[Dataset items]
++++++

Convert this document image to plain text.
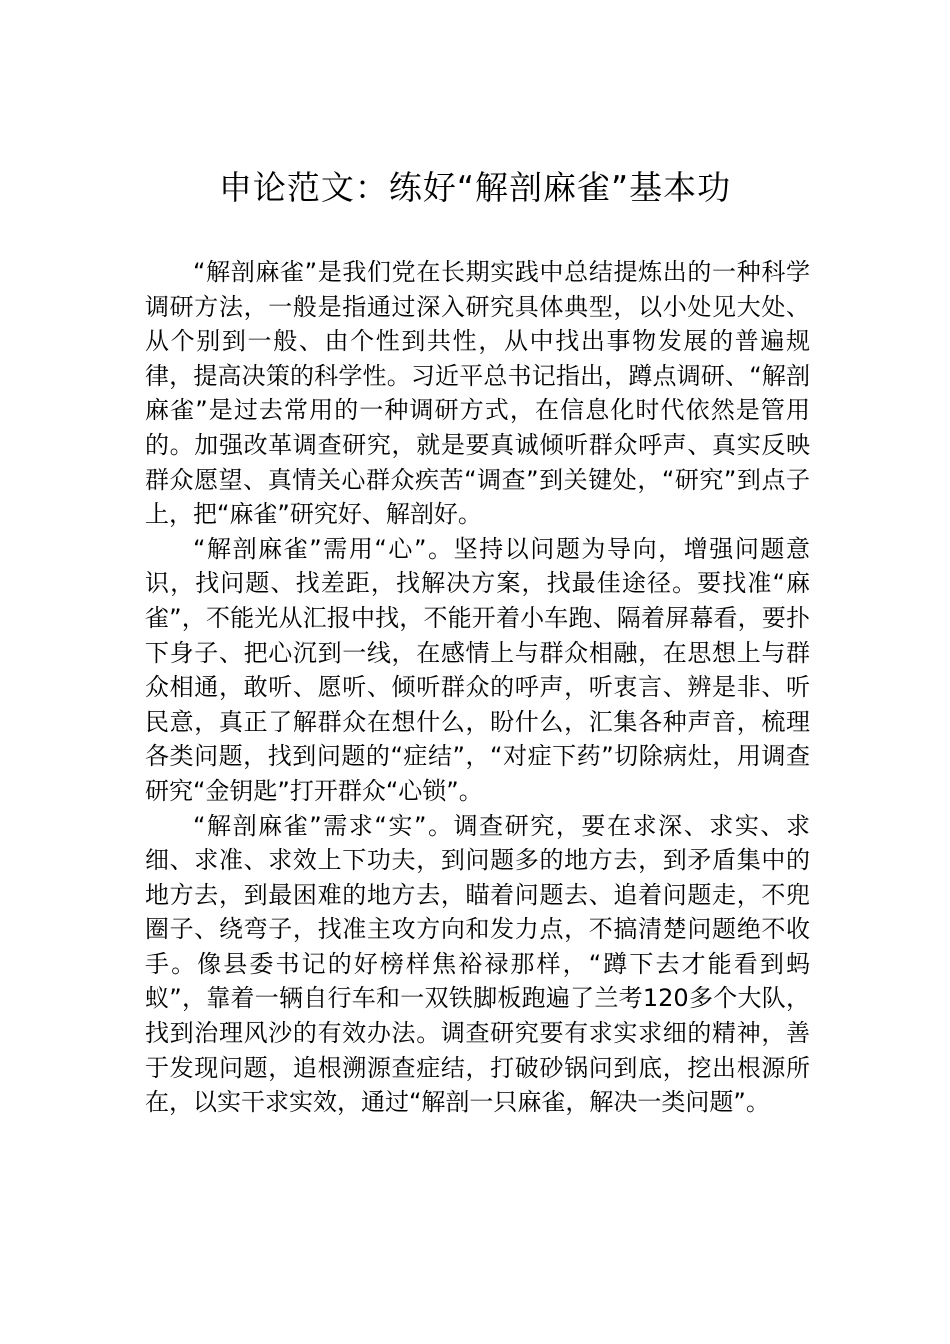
申论范文：练好“解剖麻雀”基本功

“解剖麻雀”是我们党在长期实践中总结提炼出的一种科学调研方法，一般是指通过深入研究具体典型，以小处见大处、从个别到一般、由个性到共性，从中找出事物发展的普遍规律，提高决策的科学性。习近平总书记指出，蹲点调研、“解剖麻雀”是过去常用的一种调研方式，在信息化时代依然是管用的。加强改革调查研究，就是要真诚倾听群众呼声、真实反映群众愿望、真情关心群众疾苦“调查”到关键处，“研究”到点子上，把“麻雀”研究好、解剖好。

“解剖麻雀”需用“心”。坚持以问题为导向，增强问题意识，找问题、找差距，找解决方案，找最佳途径。要找准“麻雀”，不能光从汇报中找，不能开着小车跑、隔着屏幕看，要扑下身子、把心沉到一线，在感情上与群众相融，在思想上与群众相通，敢听、愿听、倾听群众的呼声，听衷言、辨是非、听民意，真正了解群众在想什么，盼什么，汇集各种声音，梳理各类问题，找到问题的“症结”，“对症下药”切除病灶，用调查研究“金钥匙”打开群众“心锁”。

“解剖麻雀”需求“实”。调查研究，要在求深、求实、求细、求准、求效上下功夫，到问题多的地方去，到矛盾集中的地方去，到最困难的地方去，瞄着问题去、追着问题走，不兜圈子、绕弯子，找准主攻方向和发力点，不搞清楚问题绝不收手。像县委书记的好榜样焦裕禄那样，“蹲下去才能看到蚂蚁”，靠着一辆自行车和一双铁脚板跑遍了兰考120多个大队，找到治理风沙的有效办法。调查研究要有求实求细的精神，善于发现问题，追根溯源查症结，打破砂锅问到底，挖出根源所在，以实干求实效，通过“解剖一只麻雀，解决一类问题”。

++++++

SHORT PROBLEM
The material above must be printed exactly, with its pictures left out.

PROBLEM SOLUTION
Convert this document image to plain text.
申论范文：练好“解剖麻雀”基本功

“解剖麻雀”是我们党在长期实践中总结提炼出的一种科学调研方法，一般是指通过深入研究具体典型，以小处见大处、从个别到一般、由个性到共性，从中找出事物发展的普遍规律，提高决策的科学性。习近平总书记指出，蹲点调研、“解剖麻雀”是过去常用的一种调研方式，在信息化时代依然是管用的。加强改革调查研究，就是要真诚倾听群众呼声、真实反映群众愿望、真情关心群众疾苦“调查”到关键处，“研究”到点子上，把“麻雀”研究好、解剖好。

“解剖麻雀”需用“心”。坚持以问题为导向，增强问题意识，找问题、找差距，找解决方案，找最佳途径。要找准“麻雀”，不能光从汇报中找，不能开着小车跑、隔着屏幕看，要扑下身子、把心沉到一线，在感情上与群众相融，在思想上与群众相通，敢听、愿听、倾听群众的呼声，听衷言、辨是非、听民意，真正了解群众在想什么，盼什么，汇集各种声音，梳理各类问题，找到问题的“症结”，“对症下药”切除病灶，用调查研究“金钥匙”打开群众“心锁”。

“解剖麻雀”需求“实”。调查研究，要在求深、求实、求细、求准、求效上下功夫，到问题多的地方去，到矛盾集中的地方去，到最困难的地方去，瞄着问题去、追着问题走，不兜圈子、绕弯子，找准主攻方向和发力点，不搞清楚问题绝不收手。像县委书记的好榜样焦裕禄那样，“蹲下去才能看到蚂蚁”，靠着一辆自行车和一双铁脚板跑遍了兰考120多个大队，找到治理风沙的有效办法。调查研究要有求实求细的精神，善于发现问题，追根溯源查症结，打破砂锅问到底，挖出根源所在，以实干求实效，通过“解剖一只麻雀，解决一类问题”。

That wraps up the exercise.